> [WRITTEN REQUEST] Reproduce the data that follows in its entirety, character for character.

> [DATASET]
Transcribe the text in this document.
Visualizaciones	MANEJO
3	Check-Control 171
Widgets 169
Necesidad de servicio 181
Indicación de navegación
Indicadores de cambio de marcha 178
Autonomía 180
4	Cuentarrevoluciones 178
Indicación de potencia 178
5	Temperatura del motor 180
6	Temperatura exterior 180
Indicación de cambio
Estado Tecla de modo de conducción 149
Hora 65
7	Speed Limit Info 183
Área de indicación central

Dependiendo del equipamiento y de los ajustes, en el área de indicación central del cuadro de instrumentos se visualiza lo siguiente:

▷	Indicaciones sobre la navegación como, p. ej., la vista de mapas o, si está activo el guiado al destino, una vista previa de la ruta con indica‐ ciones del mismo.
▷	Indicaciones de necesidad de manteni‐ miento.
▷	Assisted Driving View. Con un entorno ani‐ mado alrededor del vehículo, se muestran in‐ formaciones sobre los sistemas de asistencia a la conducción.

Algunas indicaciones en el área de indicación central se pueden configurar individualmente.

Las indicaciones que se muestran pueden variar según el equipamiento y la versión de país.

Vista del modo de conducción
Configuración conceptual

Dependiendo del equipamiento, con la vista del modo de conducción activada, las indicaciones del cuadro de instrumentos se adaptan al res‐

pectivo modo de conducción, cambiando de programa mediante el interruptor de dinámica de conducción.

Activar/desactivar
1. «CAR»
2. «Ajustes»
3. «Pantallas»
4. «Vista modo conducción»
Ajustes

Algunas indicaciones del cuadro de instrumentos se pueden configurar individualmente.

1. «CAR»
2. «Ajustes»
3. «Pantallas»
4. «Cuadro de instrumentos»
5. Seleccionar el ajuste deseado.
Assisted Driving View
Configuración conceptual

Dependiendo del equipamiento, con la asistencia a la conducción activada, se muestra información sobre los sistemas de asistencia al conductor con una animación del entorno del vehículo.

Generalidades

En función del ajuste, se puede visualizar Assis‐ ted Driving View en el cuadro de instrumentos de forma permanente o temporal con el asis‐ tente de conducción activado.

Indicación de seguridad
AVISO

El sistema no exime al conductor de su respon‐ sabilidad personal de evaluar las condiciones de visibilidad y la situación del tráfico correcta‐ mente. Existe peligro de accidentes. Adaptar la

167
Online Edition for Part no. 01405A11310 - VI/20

> [RESULT]
Transcribe the text in this document.
Visualizaciones	MANEJO
3	Check-Control 171
Widgets 169
Necesidad de servicio 181
Indicación de navegación
Indicadores de cambio de marcha 178
Autonomía 180
4	Cuentarrevoluciones 178
Indicación de potencia 178
5	Temperatura del motor 180
6	Temperatura exterior 180
Indicación de cambio
Estado Tecla de modo de conducción 149
Hora 65
7	Speed Limit Info 183
Área de indicación central

Dependiendo del equipamiento y de los ajustes, en el área de indicación central del cuadro de instrumentos se visualiza lo siguiente:

▷	Indicaciones sobre la navegación como, p. ej., la vista de mapas o, si está activo el guiado al destino, una vista previa de la ruta con indica‐ ciones del mismo.
▷	Indicaciones de necesidad de manteni‐ miento.
▷	Assisted Driving View. Con un entorno ani‐ mado alrededor del vehículo, se muestran in‐ formaciones sobre los sistemas de asistencia a la conducción.

Algunas indicaciones en el área de indicación central se pueden configurar individualmente.

Las indicaciones que se muestran pueden variar según el equipamiento y la versión de país.

Vista del modo de conducción
Configuración conceptual

Dependiendo del equipamiento, con la vista del modo de conducción activada, las indicaciones del cuadro de instrumentos se adaptan al res‐

pectivo modo de conducción, cambiando de programa mediante el interruptor de dinámica de conducción.

Activar/desactivar
1. «CAR»
2. «Ajustes»
3. «Pantallas»
4. «Vista modo conducción»
Ajustes

Algunas indicaciones del cuadro de instrumentos se pueden configurar individualmente.

1. «CAR»
2. «Ajustes»
3. «Pantallas»
4. «Cuadro de instrumentos»
5. Seleccionar el ajuste deseado.
Assisted Driving View
Configuración conceptual

Dependiendo del equipamiento, con la asistencia a la conducción activada, se muestra información sobre los sistemas de asistencia al conductor con una animación del entorno del vehículo.

Generalidades

En función del ajuste, se puede visualizar Assis‐ ted Driving View en el cuadro de instrumentos de forma permanente o temporal con el asis‐ tente de conducción activado.

Indicación de seguridad
AVISO

El sistema no exime al conductor de su respon‐ sabilidad personal de evaluar las condiciones de visibilidad y la situación del tráfico correcta‐ mente. Existe peligro de accidentes. Adaptar la

167
Online Edition for Part no. 01405A11310 - VI/20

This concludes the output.